## EXERCISE
Find the number of lines below in which the word "Belgacom" appears, and write that number only.

## PROVIDED MATERIAL
● ● ● ● ● ● ●
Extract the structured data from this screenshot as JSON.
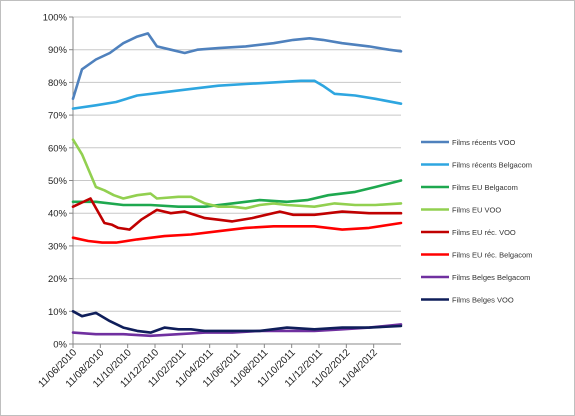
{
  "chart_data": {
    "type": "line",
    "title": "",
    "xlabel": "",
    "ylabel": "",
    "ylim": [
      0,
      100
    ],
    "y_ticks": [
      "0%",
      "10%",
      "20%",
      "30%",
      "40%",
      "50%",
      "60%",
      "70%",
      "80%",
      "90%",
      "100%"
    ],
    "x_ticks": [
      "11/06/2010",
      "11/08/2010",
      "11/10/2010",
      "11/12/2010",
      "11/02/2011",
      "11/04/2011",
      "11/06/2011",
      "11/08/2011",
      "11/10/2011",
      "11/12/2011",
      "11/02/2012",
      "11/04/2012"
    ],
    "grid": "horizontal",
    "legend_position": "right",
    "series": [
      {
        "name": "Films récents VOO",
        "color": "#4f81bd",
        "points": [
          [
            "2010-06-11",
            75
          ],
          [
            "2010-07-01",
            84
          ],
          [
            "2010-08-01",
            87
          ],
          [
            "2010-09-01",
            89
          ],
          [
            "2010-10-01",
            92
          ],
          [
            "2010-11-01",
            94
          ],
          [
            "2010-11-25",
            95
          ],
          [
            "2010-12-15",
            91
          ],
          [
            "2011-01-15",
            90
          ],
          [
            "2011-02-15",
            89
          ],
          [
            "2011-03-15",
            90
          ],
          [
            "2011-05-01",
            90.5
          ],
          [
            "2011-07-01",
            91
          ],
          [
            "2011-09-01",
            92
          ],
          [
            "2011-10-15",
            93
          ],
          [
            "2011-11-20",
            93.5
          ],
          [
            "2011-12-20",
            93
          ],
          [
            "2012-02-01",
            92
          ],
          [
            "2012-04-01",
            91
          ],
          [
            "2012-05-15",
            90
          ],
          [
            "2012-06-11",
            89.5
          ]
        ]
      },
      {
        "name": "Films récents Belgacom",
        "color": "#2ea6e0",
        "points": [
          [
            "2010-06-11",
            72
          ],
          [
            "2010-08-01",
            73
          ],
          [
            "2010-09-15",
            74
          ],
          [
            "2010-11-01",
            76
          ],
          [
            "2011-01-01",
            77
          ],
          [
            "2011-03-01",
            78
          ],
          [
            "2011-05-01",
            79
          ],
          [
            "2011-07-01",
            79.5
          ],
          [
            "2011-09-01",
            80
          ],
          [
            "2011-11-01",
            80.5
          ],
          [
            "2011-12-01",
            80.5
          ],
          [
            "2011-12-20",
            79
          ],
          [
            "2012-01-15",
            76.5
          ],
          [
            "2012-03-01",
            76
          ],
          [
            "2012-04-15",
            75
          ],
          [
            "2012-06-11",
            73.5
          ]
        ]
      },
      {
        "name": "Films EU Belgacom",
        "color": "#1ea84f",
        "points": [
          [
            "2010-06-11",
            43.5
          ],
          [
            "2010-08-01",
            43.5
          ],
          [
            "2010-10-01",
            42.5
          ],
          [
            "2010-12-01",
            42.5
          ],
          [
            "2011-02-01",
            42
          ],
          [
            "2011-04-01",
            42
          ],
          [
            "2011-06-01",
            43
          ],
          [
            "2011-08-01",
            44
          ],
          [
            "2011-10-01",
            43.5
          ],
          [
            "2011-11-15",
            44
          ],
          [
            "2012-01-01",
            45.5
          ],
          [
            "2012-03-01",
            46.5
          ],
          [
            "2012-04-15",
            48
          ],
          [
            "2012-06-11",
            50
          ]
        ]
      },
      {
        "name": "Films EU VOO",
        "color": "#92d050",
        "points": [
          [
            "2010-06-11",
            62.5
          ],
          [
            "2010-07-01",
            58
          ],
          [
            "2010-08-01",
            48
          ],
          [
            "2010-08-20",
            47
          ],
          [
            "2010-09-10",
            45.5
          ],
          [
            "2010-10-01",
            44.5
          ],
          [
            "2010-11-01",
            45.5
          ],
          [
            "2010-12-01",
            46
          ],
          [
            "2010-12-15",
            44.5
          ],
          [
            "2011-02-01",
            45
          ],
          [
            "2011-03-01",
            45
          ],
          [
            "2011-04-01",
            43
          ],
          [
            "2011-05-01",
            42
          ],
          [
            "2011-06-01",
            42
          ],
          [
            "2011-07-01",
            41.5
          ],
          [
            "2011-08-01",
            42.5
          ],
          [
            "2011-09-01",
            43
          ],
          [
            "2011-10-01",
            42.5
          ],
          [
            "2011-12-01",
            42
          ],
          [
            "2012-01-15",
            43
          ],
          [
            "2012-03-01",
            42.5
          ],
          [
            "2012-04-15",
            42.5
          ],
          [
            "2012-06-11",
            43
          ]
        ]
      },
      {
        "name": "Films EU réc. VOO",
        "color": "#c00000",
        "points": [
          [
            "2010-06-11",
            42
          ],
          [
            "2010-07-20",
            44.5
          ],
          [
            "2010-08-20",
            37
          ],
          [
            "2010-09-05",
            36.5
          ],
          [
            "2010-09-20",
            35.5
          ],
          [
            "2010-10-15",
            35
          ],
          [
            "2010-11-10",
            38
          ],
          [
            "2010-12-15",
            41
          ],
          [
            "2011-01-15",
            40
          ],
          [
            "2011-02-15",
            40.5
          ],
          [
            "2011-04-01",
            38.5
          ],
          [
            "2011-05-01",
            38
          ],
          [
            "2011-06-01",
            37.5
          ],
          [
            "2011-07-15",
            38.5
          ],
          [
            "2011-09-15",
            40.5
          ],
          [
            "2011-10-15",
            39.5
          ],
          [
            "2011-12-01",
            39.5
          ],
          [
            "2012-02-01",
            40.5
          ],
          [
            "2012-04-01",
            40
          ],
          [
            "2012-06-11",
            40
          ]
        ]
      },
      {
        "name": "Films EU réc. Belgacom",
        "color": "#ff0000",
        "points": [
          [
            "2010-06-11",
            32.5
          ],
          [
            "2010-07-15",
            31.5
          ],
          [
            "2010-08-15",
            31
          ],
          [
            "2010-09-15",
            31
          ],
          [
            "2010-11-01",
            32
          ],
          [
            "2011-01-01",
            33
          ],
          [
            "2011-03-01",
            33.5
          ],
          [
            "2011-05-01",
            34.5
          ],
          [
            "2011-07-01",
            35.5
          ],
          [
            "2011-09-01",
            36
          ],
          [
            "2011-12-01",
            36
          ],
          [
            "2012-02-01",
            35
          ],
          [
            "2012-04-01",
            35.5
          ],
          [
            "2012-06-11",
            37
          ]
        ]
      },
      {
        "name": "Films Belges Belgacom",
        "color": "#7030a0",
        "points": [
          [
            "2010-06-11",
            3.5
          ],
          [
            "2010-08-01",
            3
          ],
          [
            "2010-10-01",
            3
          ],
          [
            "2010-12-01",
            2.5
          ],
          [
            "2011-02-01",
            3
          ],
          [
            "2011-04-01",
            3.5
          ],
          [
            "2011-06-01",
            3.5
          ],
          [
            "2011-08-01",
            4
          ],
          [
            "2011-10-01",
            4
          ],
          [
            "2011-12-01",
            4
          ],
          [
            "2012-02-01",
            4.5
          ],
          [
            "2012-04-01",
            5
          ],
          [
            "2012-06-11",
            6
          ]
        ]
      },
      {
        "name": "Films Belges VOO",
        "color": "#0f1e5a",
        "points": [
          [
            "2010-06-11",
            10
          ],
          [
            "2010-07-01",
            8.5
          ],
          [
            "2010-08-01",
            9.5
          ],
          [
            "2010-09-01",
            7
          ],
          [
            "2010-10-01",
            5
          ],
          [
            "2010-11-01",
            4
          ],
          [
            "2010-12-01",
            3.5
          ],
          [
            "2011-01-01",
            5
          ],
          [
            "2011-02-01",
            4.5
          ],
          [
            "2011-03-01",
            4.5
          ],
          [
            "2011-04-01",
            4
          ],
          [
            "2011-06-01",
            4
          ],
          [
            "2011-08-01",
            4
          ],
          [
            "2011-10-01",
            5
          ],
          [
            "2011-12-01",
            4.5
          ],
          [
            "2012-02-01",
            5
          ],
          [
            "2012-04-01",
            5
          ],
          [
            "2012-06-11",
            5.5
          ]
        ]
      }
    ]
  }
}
● ● ● ● ● ● ●
## EXERCISE ANSWER
4